**Exercise materials**

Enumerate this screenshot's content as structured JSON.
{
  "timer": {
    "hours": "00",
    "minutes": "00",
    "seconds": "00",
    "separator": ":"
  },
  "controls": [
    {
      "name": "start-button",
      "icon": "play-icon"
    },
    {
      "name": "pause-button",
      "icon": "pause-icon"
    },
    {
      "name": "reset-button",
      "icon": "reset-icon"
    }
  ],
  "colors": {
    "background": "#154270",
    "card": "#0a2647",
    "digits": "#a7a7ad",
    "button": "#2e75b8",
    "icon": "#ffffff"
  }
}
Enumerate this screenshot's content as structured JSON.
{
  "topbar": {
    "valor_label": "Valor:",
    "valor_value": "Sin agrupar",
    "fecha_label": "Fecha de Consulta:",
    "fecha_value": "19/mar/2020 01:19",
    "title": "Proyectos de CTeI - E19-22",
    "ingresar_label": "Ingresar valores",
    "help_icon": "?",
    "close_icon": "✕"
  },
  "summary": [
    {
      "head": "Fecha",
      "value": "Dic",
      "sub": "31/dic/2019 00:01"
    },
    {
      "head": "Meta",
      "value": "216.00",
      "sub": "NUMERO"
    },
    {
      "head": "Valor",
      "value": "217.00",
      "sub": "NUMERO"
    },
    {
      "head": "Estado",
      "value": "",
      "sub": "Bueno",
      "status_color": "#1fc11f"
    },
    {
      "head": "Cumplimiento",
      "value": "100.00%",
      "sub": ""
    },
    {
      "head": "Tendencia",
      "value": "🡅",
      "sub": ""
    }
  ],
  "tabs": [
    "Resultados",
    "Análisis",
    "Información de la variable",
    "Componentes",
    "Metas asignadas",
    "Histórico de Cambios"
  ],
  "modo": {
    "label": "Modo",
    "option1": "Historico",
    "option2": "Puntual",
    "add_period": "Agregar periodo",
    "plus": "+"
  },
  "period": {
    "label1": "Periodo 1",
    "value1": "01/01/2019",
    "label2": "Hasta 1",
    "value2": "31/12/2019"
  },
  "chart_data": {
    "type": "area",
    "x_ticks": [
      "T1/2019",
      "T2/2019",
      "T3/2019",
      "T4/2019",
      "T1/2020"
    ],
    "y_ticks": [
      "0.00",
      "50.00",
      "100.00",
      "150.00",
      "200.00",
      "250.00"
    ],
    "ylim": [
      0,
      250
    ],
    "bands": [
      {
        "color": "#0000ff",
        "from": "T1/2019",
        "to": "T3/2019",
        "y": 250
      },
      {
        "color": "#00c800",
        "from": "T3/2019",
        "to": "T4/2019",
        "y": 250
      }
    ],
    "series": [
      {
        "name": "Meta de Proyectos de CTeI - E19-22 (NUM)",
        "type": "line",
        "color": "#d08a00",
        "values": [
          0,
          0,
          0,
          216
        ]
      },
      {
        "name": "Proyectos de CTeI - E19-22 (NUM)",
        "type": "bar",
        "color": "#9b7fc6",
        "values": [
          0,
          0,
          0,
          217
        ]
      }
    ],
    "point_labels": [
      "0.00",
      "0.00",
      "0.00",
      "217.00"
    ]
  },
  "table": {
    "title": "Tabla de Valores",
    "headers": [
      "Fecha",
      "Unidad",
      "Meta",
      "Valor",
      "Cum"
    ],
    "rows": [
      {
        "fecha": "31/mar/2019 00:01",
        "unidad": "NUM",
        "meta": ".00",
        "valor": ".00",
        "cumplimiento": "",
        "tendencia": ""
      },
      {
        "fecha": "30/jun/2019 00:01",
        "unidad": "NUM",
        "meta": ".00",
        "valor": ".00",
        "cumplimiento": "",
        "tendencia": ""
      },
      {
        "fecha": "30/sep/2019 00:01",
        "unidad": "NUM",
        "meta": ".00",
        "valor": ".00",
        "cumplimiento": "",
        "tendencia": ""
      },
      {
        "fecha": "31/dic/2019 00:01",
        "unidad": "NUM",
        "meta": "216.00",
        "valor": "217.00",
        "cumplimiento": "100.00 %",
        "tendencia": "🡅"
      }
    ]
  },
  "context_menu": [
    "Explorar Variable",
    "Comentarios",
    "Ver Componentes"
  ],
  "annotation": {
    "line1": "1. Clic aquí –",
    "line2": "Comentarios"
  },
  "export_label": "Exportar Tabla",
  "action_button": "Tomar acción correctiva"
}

**Aim of the exercise**
Reproduce all the data word for word.

**Worked solution**
Enumerate this screenshot's content as structured JSON.
{
  "timer": {
    "hours": "00",
    "minutes": "00",
    "seconds": "00",
    "separator": ":"
  },
  "controls": [
    {
      "name": "start-button",
      "icon": "play-icon"
    },
    {
      "name": "pause-button",
      "icon": "pause-icon"
    },
    {
      "name": "reset-button",
      "icon": "reset-icon"
    }
  ],
  "colors": {
    "background": "#154270",
    "card": "#0a2647",
    "digits": "#a7a7ad",
    "button": "#2e75b8",
    "icon": "#ffffff"
  }
}
Enumerate this screenshot's content as structured JSON.
{
  "topbar": {
    "valor_label": "Valor:",
    "valor_value": "Sin agrupar",
    "fecha_label": "Fecha de Consulta:",
    "fecha_value": "19/mar/2020 01:19",
    "title": "Proyectos de CTeI - E19-22",
    "ingresar_label": "Ingresar valores",
    "help_icon": "?",
    "close_icon": "✕"
  },
  "summary": [
    {
      "head": "Fecha",
      "value": "Dic",
      "sub": "31/dic/2019 00:01"
    },
    {
      "head": "Meta",
      "value": "216.00",
      "sub": "NUMERO"
    },
    {
      "head": "Valor",
      "value": "217.00",
      "sub": "NUMERO"
    },
    {
      "head": "Estado",
      "value": "",
      "sub": "Bueno",
      "status_color": "#1fc11f"
    },
    {
      "head": "Cumplimiento",
      "value": "100.00%",
      "sub": ""
    },
    {
      "head": "Tendencia",
      "value": "🡅",
      "sub": ""
    }
  ],
  "tabs": [
    "Resultados",
    "Análisis",
    "Información de la variable",
    "Componentes",
    "Metas asignadas",
    "Histórico de Cambios"
  ],
  "modo": {
    "label": "Modo",
    "option1": "Historico",
    "option2": "Puntual",
    "add_period": "Agregar periodo",
    "plus": "+"
  },
  "period": {
    "label1": "Periodo 1",
    "value1": "01/01/2019",
    "label2": "Hasta 1",
    "value2": "31/12/2019"
  },
  "chart_data": {
    "type": "area",
    "x_ticks": [
      "T1/2019",
      "T2/2019",
      "T3/2019",
      "T4/2019",
      "T1/2020"
    ],
    "y_ticks": [
      "0.00",
      "50.00",
      "100.00",
      "150.00",
      "200.00",
      "250.00"
    ],
    "ylim": [
      0,
      250
    ],
    "bands": [
      {
        "color": "#0000ff",
        "from": "T1/2019",
        "to": "T3/2019",
        "y": 250
      },
      {
        "color": "#00c800",
        "from": "T3/2019",
        "to": "T4/2019",
        "y": 250
      }
    ],
    "series": [
      {
        "name": "Meta de Proyectos de CTeI - E19-22 (NUM)",
        "type": "line",
        "color": "#d08a00",
        "values": [
          0,
          0,
          0,
          216
        ]
      },
      {
        "name": "Proyectos de CTeI - E19-22 (NUM)",
        "type": "bar",
        "color": "#9b7fc6",
        "values": [
          0,
          0,
          0,
          217
        ]
      }
    ],
    "point_labels": [
      "0.00",
      "0.00",
      "0.00",
      "217.00"
    ]
  },
  "table": {
    "title": "Tabla de Valores",
    "headers": [
      "Fecha",
      "Unidad",
      "Meta",
      "Valor",
      "Cum"
    ],
    "rows": [
      {
        "fecha": "31/mar/2019 00:01",
        "unidad": "NUM",
        "meta": ".00",
        "valor": ".00",
        "cumplimiento": "",
        "tendencia": ""
      },
      {
        "fecha": "30/jun/2019 00:01",
        "unidad": "NUM",
        "meta": ".00",
        "valor": ".00",
        "cumplimiento": "",
        "tendencia": ""
      },
      {
        "fecha": "30/sep/2019 00:01",
        "unidad": "NUM",
        "meta": ".00",
        "valor": ".00",
        "cumplimiento": "",
        "tendencia": ""
      },
      {
        "fecha": "31/dic/2019 00:01",
        "unidad": "NUM",
        "meta": "216.00",
        "valor": "217.00",
        "cumplimiento": "100.00 %",
        "tendencia": "🡅"
      }
    ]
  },
  "context_menu": [
    "Explorar Variable",
    "Comentarios",
    "Ver Componentes"
  ],
  "annotation": {
    "line1": "1. Clic aquí –",
    "line2": "Comentarios"
  },
  "export_label": "Exportar Tabla",
  "action_button": "Tomar acción correctiva"
}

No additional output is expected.